## Task statement
Every line of the material below must be repeated exactly.

|---|

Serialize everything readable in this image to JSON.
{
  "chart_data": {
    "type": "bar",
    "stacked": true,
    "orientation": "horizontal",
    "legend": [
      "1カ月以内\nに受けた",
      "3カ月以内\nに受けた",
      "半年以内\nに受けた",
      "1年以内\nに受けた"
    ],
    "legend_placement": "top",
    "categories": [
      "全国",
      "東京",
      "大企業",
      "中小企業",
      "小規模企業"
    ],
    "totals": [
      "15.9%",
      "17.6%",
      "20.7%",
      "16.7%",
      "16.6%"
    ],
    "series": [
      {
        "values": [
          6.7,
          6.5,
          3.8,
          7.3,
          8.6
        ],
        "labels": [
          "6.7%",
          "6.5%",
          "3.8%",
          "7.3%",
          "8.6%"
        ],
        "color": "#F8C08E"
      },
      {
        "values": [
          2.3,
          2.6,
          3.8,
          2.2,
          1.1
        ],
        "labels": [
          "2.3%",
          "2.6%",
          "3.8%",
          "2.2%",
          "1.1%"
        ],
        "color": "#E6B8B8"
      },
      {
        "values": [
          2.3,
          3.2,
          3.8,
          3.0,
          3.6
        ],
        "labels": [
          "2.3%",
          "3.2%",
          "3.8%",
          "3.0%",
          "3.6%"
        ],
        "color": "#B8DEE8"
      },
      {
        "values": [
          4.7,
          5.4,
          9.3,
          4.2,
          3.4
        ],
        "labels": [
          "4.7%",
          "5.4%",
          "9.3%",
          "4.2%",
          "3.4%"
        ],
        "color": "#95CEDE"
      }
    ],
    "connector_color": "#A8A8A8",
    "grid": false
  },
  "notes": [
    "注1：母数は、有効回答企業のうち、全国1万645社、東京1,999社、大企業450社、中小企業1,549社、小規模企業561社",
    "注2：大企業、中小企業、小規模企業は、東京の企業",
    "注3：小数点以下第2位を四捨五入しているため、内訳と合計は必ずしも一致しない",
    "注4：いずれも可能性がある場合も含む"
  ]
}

|---|

## Exercise result
Serialize everything readable in this image to JSON.
{
  "chart_data": {
    "type": "bar",
    "stacked": true,
    "orientation": "horizontal",
    "legend": [
      "1カ月以内\nに受けた",
      "3カ月以内\nに受けた",
      "半年以内\nに受けた",
      "1年以内\nに受けた"
    ],
    "legend_placement": "top",
    "categories": [
      "全国",
      "東京",
      "大企業",
      "中小企業",
      "小規模企業"
    ],
    "totals": [
      "15.9%",
      "17.6%",
      "20.7%",
      "16.7%",
      "16.6%"
    ],
    "series": [
      {
        "values": [
          6.7,
          6.5,
          3.8,
          7.3,
          8.6
        ],
        "labels": [
          "6.7%",
          "6.5%",
          "3.8%",
          "7.3%",
          "8.6%"
        ],
        "color": "#F8C08E"
      },
      {
        "values": [
          2.3,
          2.6,
          3.8,
          2.2,
          1.1
        ],
        "labels": [
          "2.3%",
          "2.6%",
          "3.8%",
          "2.2%",
          "1.1%"
        ],
        "color": "#E6B8B8"
      },
      {
        "values": [
          2.3,
          3.2,
          3.8,
          3.0,
          3.6
        ],
        "labels": [
          "2.3%",
          "3.2%",
          "3.8%",
          "3.0%",
          "3.6%"
        ],
        "color": "#B8DEE8"
      },
      {
        "values": [
          4.7,
          5.4,
          9.3,
          4.2,
          3.4
        ],
        "labels": [
          "4.7%",
          "5.4%",
          "9.3%",
          "4.2%",
          "3.4%"
        ],
        "color": "#95CEDE"
      }
    ],
    "connector_color": "#A8A8A8",
    "grid": false
  },
  "notes": [
    "注1：母数は、有効回答企業のうち、全国1万645社、東京1,999社、大企業450社、中小企業1,549社、小規模企業561社",
    "注2：大企業、中小企業、小規模企業は、東京の企業",
    "注3：小数点以下第2位を四捨五入しているため、内訳と合計は必ずしも一致しない",
    "注4：いずれも可能性がある場合も含む"
  ]
}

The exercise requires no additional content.